### Provided records

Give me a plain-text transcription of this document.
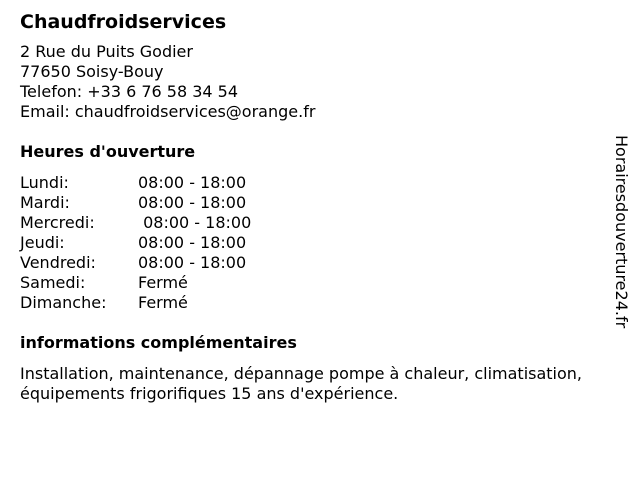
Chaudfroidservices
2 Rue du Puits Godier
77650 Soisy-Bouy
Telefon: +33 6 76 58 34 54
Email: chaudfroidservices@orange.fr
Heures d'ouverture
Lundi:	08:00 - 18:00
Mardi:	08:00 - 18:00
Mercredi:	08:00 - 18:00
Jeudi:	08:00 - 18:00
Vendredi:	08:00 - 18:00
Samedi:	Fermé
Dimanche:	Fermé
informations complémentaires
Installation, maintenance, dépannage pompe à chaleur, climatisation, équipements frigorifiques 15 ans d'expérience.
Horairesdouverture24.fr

######

== Task requirements ==
Transcribe the preceding listing in its entirety and with exact wording, leaving out pictures.

== Result of the task ==
Give me a plain-text transcription of this document.
Chaudfroidservices
2 Rue du Puits Godier
77650 Soisy-Bouy
Telefon: +33 6 76 58 34 54
Email: chaudfroidservices@orange.fr
Heures d'ouverture
Lundi:	08:00 - 18:00
Mardi:	08:00 - 18:00
Mercredi:	08:00 - 18:00
Jeudi:	08:00 - 18:00
Vendredi:	08:00 - 18:00
Samedi:	Fermé
Dimanche:	Fermé
informations complémentaires
Installation, maintenance, dépannage pompe à chaleur, climatisation, équipements frigorifiques 15 ans d'expérience.
Horairesdouverture24.fr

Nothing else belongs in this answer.